Task details :: Copy out the data exactly, leaving the pictures behind.

Information supplied ::
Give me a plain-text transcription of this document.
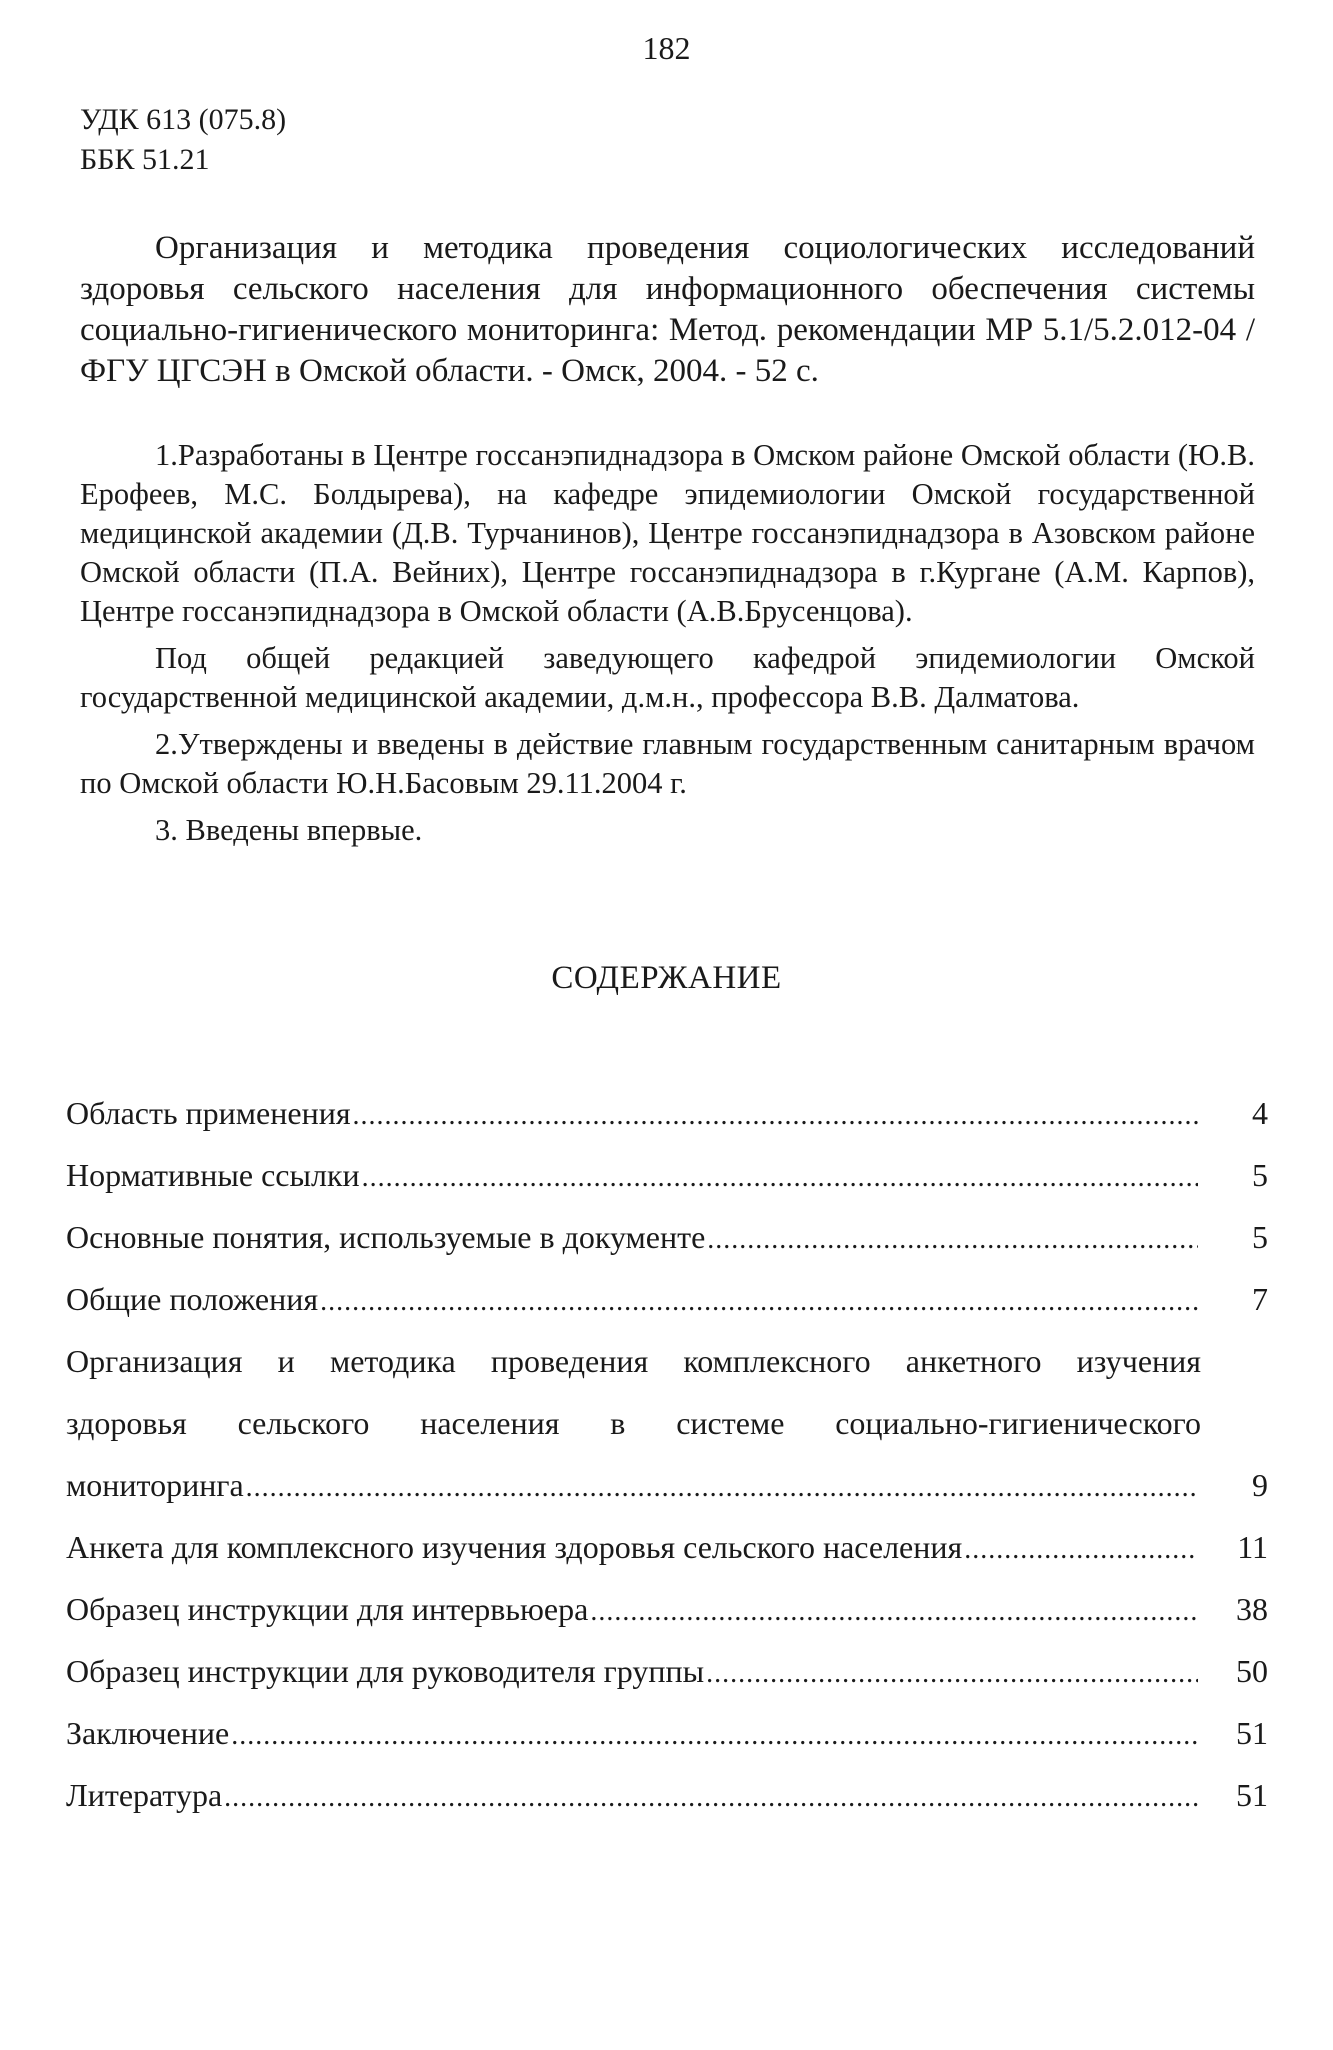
182
УДК 613 (075.8)
ББК 51.21

Организация и методика проведения социологических исследований здоровья сельского населения для информационного обеспечения системы социально-гигиенического мониторинга: Метод. рекомендации МР 5.1/5.2.012-04 /ФГУ ЦГСЭН в Омской области. - Омск, 2004. - 52 с.

1.Разработаны в Центре госсанэпиднадзора в Омском районе Омской области (Ю.В. Ерофеев, М.С. Болдырева), на кафедре эпидемиологии Омской государственной медицинской академии (Д.В. Турчанинов), Центре госсанэпиднадзора в Азовском районе Омской области (П.А. Вейних), Центре госсанэпиднадзора в г.Кургане (А.М. Карпов), Центре госсанэпиднадзора в Омской области (А.В.Брусенцова).

Под общей редакцией заведующего кафедрой эпидемиологии Омской государственной медицинской академии, д.м.н., профессора В.В. Далматова.

2.Утверждены и введены в действие главным государственным санитарным врачом по Омской области Ю.Н.Басовым 29.11.2004 г.

3. Введены впервые.

СОДЕРЖАНИЕ
Область применения .....	4
Нормативные ссылки .....	5
Основные понятия, используемые в документе .....	5
Общие положения .....	7
Организация и методика проведения комплексного анкетного изучения
здоровья сельского населения в системе социально-гигиенического
мониторинга .....	9
Анкета для комплексного изучения здоровья сельского населения .....	11
Образец инструкции для интервьюера .....	38
Образец инструкции для руководителя группы .....	50
Заключение .....	51
Литература .....	51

Complete output ::
Give me a plain-text transcription of this document.
182
УДК 613 (075.8)
ББК 51.21

Организация и методика проведения социологических исследований здоровья сельского населения для информационного обеспечения системы социально-гигиенического мониторинга: Метод. рекомендации МР 5.1/5.2.012-04 /ФГУ ЦГСЭН в Омской области. - Омск, 2004. - 52 с.

1.Разработаны в Центре госсанэпиднадзора в Омском районе Омской области (Ю.В. Ерофеев, М.С. Болдырева), на кафедре эпидемиологии Омской государственной медицинской академии (Д.В. Турчанинов), Центре госсанэпиднадзора в Азовском районе Омской области (П.А. Вейних), Центре госсанэпиднадзора в г.Кургане (А.М. Карпов), Центре госсанэпиднадзора в Омской области (А.В.Брусенцова).

Под общей редакцией заведующего кафедрой эпидемиологии Омской государственной медицинской академии, д.м.н., профессора В.В. Далматова.

2.Утверждены и введены в действие главным государственным санитарным врачом по Омской области Ю.Н.Басовым 29.11.2004 г.

3. Введены впервые.

СОДЕРЖАНИЕ
Область применения .....	4
Нормативные ссылки .....	5
Основные понятия, используемые в документе .....	5
Общие положения .....	7
Организация и методика проведения комплексного анкетного изучения
здоровья сельского населения в системе социально-гигиенического
мониторинга .....	9
Анкета для комплексного изучения здоровья сельского населения .....	11
Образец инструкции для интервьюера .....	38
Образец инструкции для руководителя группы .....	50
Заключение .....	51
Литература .....	51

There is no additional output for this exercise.